■ Task statement
Below are records. Count every line containing the word "использования" and give the number alone.

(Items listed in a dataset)
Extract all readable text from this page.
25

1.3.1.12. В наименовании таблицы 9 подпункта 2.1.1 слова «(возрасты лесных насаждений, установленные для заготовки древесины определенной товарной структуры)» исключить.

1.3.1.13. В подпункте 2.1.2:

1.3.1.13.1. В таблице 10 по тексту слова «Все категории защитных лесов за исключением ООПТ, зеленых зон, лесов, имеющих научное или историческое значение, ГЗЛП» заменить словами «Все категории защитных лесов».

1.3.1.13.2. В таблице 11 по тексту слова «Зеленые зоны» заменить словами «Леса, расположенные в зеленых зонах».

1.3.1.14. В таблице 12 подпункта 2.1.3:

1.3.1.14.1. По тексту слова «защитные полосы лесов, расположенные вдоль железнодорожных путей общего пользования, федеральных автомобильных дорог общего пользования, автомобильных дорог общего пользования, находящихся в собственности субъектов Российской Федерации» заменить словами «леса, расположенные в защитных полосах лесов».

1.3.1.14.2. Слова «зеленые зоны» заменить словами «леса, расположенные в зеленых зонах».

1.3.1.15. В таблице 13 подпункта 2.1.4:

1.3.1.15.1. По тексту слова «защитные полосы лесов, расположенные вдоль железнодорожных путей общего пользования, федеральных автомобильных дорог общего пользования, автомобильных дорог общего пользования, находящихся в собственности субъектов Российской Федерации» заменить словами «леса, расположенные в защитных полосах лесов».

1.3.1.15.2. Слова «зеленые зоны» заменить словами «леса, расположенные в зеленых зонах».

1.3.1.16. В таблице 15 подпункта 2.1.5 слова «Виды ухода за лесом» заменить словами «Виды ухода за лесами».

--

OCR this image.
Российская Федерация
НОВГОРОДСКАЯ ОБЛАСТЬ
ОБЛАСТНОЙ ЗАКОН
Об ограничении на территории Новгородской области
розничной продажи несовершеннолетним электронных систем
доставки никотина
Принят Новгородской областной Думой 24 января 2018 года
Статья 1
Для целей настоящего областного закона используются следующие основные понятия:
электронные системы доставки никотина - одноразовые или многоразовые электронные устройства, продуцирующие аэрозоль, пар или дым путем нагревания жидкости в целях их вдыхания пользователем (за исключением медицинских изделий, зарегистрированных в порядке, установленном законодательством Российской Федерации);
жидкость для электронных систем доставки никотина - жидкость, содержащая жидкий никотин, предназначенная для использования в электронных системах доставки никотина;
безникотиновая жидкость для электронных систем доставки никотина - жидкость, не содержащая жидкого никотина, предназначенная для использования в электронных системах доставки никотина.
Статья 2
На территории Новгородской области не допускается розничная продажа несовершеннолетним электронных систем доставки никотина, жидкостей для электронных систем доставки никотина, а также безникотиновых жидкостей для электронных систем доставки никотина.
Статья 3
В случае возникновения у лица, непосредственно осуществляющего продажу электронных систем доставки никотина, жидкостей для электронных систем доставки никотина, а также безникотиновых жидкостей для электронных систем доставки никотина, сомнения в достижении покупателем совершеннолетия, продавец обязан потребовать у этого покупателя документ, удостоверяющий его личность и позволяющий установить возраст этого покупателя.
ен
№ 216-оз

---

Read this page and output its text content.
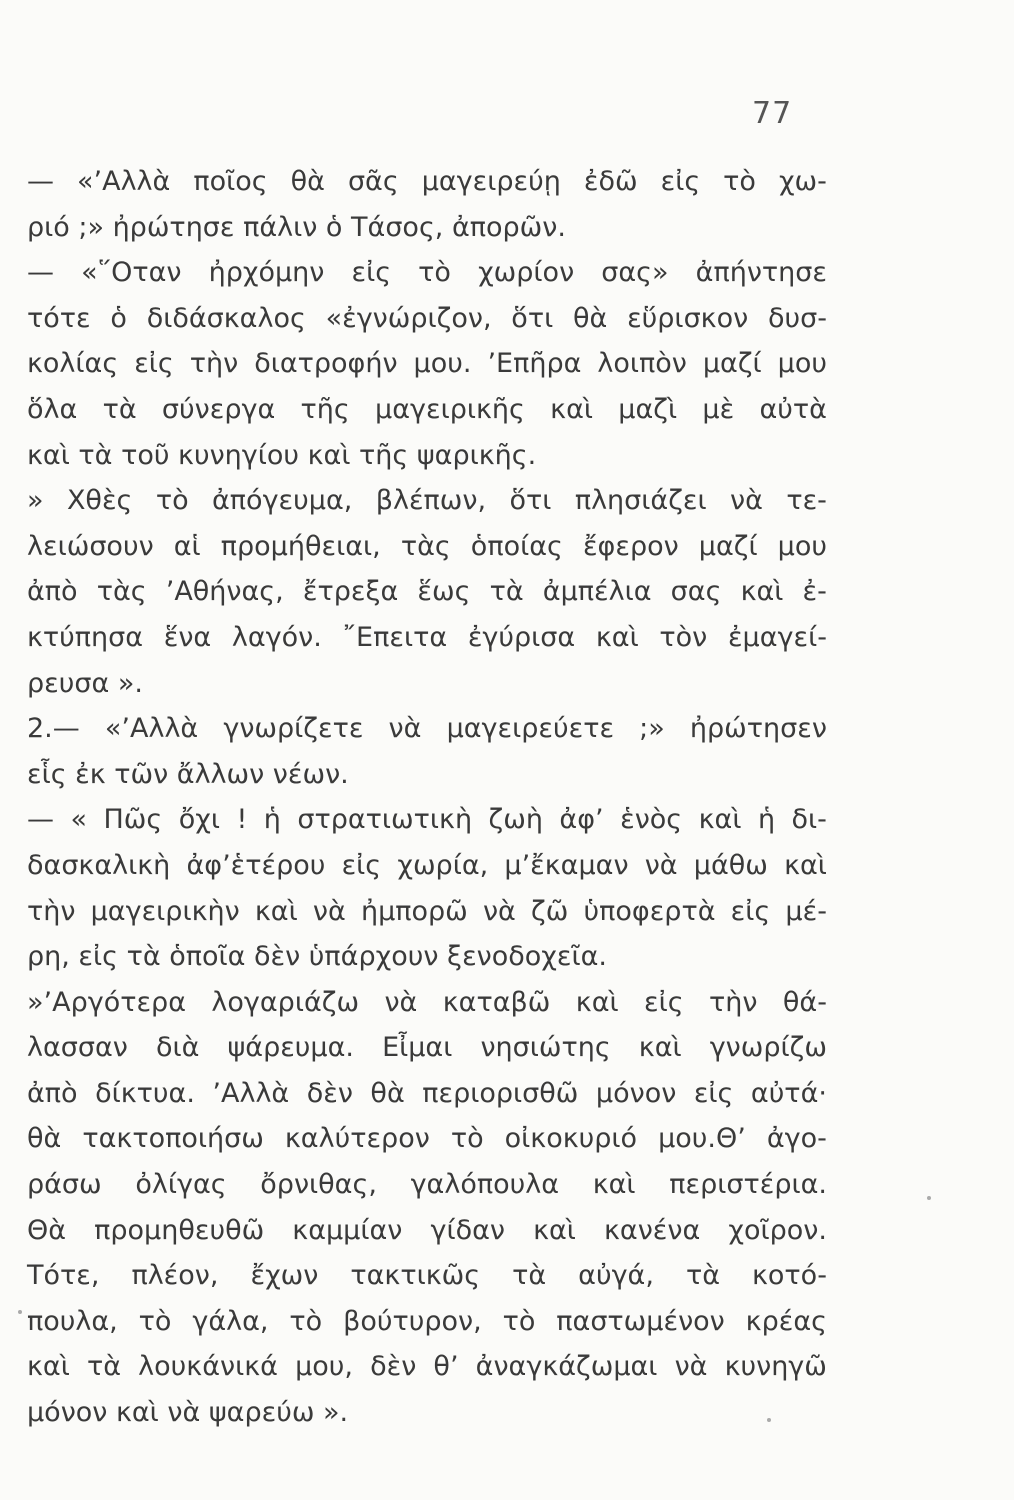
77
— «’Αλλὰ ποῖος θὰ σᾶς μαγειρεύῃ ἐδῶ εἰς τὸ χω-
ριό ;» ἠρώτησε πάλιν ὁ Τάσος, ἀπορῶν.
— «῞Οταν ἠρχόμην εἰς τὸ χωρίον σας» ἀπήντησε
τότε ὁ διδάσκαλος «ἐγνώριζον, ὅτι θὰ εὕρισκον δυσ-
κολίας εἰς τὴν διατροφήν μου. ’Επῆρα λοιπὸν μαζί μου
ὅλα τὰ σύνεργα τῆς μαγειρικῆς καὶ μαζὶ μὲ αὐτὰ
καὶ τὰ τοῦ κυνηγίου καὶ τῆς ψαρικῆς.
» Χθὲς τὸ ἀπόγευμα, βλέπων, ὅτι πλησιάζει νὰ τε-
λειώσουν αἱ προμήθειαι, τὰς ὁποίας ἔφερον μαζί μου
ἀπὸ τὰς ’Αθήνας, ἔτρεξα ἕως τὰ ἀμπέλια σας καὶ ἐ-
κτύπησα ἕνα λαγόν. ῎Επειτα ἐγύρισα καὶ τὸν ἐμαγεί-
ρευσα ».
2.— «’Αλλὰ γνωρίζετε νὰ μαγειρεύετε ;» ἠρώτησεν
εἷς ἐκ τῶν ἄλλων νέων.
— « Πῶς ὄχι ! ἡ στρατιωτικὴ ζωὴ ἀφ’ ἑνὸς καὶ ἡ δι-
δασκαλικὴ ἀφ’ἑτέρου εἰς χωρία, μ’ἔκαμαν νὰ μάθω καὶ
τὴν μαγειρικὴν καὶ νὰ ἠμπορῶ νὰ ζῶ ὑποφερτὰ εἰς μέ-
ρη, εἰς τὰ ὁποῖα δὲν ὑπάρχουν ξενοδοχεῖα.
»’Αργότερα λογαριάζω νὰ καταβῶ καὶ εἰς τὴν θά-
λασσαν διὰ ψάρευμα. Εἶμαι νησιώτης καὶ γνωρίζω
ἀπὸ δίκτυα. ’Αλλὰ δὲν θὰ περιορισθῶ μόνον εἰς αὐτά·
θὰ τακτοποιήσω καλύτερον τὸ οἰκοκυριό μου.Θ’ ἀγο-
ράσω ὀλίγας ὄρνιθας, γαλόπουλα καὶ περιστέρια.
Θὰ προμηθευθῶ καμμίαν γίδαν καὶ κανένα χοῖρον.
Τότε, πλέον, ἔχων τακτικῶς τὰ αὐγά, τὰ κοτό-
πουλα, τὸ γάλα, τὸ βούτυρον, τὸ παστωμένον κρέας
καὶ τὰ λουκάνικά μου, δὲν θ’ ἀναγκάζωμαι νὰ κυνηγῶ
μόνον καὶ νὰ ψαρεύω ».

■ The solution
2